# [DATA TO USE]
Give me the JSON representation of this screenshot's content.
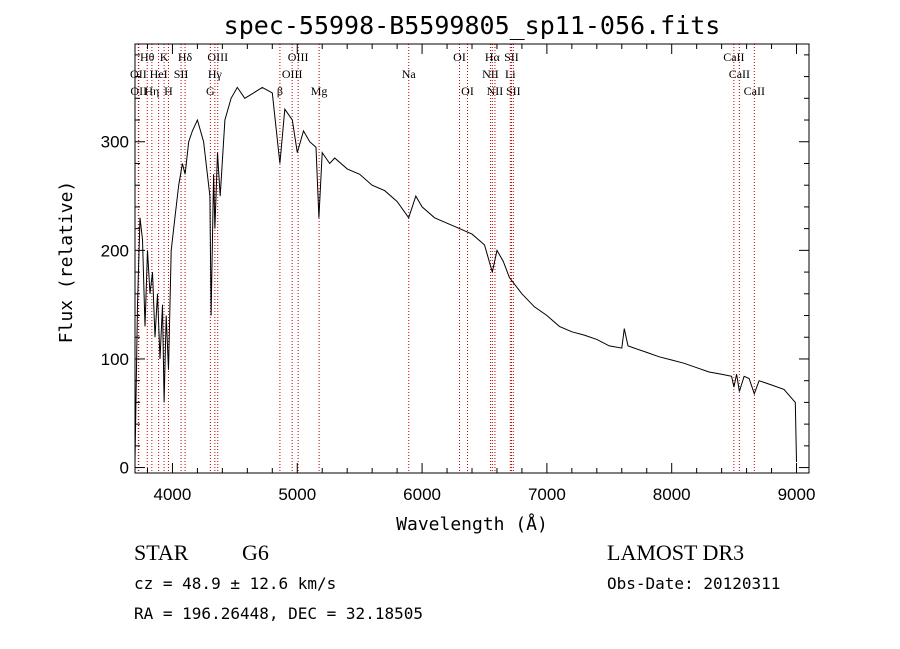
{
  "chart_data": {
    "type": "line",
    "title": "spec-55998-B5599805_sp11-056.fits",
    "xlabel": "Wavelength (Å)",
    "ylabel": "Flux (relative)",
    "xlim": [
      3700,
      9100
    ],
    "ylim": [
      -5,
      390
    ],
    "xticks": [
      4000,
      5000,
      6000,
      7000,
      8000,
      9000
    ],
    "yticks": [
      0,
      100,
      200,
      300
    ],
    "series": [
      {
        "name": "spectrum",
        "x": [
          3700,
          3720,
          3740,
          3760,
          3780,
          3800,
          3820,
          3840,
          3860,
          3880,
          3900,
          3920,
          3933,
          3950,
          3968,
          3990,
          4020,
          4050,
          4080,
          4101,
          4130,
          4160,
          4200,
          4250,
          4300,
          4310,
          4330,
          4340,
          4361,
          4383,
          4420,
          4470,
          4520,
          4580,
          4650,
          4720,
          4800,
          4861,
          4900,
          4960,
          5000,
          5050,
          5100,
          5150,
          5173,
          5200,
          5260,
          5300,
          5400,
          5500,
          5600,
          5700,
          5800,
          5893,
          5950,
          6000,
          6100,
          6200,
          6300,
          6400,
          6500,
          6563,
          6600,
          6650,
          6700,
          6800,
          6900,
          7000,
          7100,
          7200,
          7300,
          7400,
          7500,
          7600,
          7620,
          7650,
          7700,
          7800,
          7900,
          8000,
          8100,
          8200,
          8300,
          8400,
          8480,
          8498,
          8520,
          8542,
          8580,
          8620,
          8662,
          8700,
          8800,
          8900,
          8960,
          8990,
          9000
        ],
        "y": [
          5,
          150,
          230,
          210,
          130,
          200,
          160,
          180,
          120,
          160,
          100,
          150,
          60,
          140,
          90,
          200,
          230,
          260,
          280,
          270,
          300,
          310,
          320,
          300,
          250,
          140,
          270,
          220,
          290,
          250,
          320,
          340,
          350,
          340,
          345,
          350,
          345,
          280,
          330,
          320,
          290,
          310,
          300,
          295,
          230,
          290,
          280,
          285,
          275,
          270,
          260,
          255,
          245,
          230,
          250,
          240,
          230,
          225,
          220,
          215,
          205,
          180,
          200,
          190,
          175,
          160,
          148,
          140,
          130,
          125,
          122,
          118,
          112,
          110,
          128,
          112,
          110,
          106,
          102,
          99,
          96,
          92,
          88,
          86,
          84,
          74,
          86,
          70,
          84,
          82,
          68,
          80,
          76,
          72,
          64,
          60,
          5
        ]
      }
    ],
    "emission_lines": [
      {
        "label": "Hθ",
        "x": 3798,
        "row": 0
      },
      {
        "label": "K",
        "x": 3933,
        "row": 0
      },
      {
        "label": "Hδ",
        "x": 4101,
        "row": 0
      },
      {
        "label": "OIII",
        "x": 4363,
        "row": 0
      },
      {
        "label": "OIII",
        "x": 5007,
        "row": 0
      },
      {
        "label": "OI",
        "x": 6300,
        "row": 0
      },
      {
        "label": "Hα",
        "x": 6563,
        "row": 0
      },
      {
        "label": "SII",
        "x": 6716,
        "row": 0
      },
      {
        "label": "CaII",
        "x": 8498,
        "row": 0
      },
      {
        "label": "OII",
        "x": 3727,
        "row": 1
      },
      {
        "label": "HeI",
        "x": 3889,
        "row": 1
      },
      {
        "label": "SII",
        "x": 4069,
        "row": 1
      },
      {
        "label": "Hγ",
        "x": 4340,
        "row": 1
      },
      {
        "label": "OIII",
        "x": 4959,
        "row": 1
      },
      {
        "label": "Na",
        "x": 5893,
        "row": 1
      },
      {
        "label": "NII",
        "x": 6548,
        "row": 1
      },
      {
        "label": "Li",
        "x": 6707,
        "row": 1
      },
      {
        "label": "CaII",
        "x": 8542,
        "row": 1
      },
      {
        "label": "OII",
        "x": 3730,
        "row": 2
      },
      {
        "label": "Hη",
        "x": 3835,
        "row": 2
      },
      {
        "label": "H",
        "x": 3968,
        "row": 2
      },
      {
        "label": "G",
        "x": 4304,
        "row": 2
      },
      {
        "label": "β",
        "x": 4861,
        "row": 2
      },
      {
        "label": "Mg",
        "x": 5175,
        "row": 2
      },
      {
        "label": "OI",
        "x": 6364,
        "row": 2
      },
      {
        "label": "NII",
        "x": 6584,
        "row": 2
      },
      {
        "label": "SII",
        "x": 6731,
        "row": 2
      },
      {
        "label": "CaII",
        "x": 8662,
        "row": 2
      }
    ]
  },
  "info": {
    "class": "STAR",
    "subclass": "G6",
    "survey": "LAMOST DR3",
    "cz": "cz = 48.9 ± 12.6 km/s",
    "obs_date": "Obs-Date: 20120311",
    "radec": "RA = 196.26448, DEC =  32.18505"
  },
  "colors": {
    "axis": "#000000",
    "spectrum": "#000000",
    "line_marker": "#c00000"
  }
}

# [YOUR OBJECTIVE]
Repeat each entry exactly. Pictures do not belong in the copy.

# [EXERCISE SOLUTION]
Give me the JSON representation of this screenshot's content.
{
  "chart_data": {
    "type": "line",
    "title": "spec-55998-B5599805_sp11-056.fits",
    "xlabel": "Wavelength (Å)",
    "ylabel": "Flux (relative)",
    "xlim": [
      3700,
      9100
    ],
    "ylim": [
      -5,
      390
    ],
    "xticks": [
      4000,
      5000,
      6000,
      7000,
      8000,
      9000
    ],
    "yticks": [
      0,
      100,
      200,
      300
    ],
    "series": [
      {
        "name": "spectrum",
        "x": [
          3700,
          3720,
          3740,
          3760,
          3780,
          3800,
          3820,
          3840,
          3860,
          3880,
          3900,
          3920,
          3933,
          3950,
          3968,
          3990,
          4020,
          4050,
          4080,
          4101,
          4130,
          4160,
          4200,
          4250,
          4300,
          4310,
          4330,
          4340,
          4361,
          4383,
          4420,
          4470,
          4520,
          4580,
          4650,
          4720,
          4800,
          4861,
          4900,
          4960,
          5000,
          5050,
          5100,
          5150,
          5173,
          5200,
          5260,
          5300,
          5400,
          5500,
          5600,
          5700,
          5800,
          5893,
          5950,
          6000,
          6100,
          6200,
          6300,
          6400,
          6500,
          6563,
          6600,
          6650,
          6700,
          6800,
          6900,
          7000,
          7100,
          7200,
          7300,
          7400,
          7500,
          7600,
          7620,
          7650,
          7700,
          7800,
          7900,
          8000,
          8100,
          8200,
          8300,
          8400,
          8480,
          8498,
          8520,
          8542,
          8580,
          8620,
          8662,
          8700,
          8800,
          8900,
          8960,
          8990,
          9000
        ],
        "y": [
          5,
          150,
          230,
          210,
          130,
          200,
          160,
          180,
          120,
          160,
          100,
          150,
          60,
          140,
          90,
          200,
          230,
          260,
          280,
          270,
          300,
          310,
          320,
          300,
          250,
          140,
          270,
          220,
          290,
          250,
          320,
          340,
          350,
          340,
          345,
          350,
          345,
          280,
          330,
          320,
          290,
          310,
          300,
          295,
          230,
          290,
          280,
          285,
          275,
          270,
          260,
          255,
          245,
          230,
          250,
          240,
          230,
          225,
          220,
          215,
          205,
          180,
          200,
          190,
          175,
          160,
          148,
          140,
          130,
          125,
          122,
          118,
          112,
          110,
          128,
          112,
          110,
          106,
          102,
          99,
          96,
          92,
          88,
          86,
          84,
          74,
          86,
          70,
          84,
          82,
          68,
          80,
          76,
          72,
          64,
          60,
          5
        ]
      }
    ],
    "emission_lines": [
      {
        "label": "Hθ",
        "x": 3798,
        "row": 0
      },
      {
        "label": "K",
        "x": 3933,
        "row": 0
      },
      {
        "label": "Hδ",
        "x": 4101,
        "row": 0
      },
      {
        "label": "OIII",
        "x": 4363,
        "row": 0
      },
      {
        "label": "OIII",
        "x": 5007,
        "row": 0
      },
      {
        "label": "OI",
        "x": 6300,
        "row": 0
      },
      {
        "label": "Hα",
        "x": 6563,
        "row": 0
      },
      {
        "label": "SII",
        "x": 6716,
        "row": 0
      },
      {
        "label": "CaII",
        "x": 8498,
        "row": 0
      },
      {
        "label": "OII",
        "x": 3727,
        "row": 1
      },
      {
        "label": "HeI",
        "x": 3889,
        "row": 1
      },
      {
        "label": "SII",
        "x": 4069,
        "row": 1
      },
      {
        "label": "Hγ",
        "x": 4340,
        "row": 1
      },
      {
        "label": "OIII",
        "x": 4959,
        "row": 1
      },
      {
        "label": "Na",
        "x": 5893,
        "row": 1
      },
      {
        "label": "NII",
        "x": 6548,
        "row": 1
      },
      {
        "label": "Li",
        "x": 6707,
        "row": 1
      },
      {
        "label": "CaII",
        "x": 8542,
        "row": 1
      },
      {
        "label": "OII",
        "x": 3730,
        "row": 2
      },
      {
        "label": "Hη",
        "x": 3835,
        "row": 2
      },
      {
        "label": "H",
        "x": 3968,
        "row": 2
      },
      {
        "label": "G",
        "x": 4304,
        "row": 2
      },
      {
        "label": "β",
        "x": 4861,
        "row": 2
      },
      {
        "label": "Mg",
        "x": 5175,
        "row": 2
      },
      {
        "label": "OI",
        "x": 6364,
        "row": 2
      },
      {
        "label": "NII",
        "x": 6584,
        "row": 2
      },
      {
        "label": "SII",
        "x": 6731,
        "row": 2
      },
      {
        "label": "CaII",
        "x": 8662,
        "row": 2
      }
    ]
  },
  "info": {
    "class": "STAR",
    "subclass": "G6",
    "survey": "LAMOST DR3",
    "cz": "cz = 48.9 ± 12.6 km/s",
    "obs_date": "Obs-Date: 20120311",
    "radec": "RA = 196.26448, DEC =  32.18505"
  },
  "colors": {
    "axis": "#000000",
    "spectrum": "#000000",
    "line_marker": "#c00000"
  }
}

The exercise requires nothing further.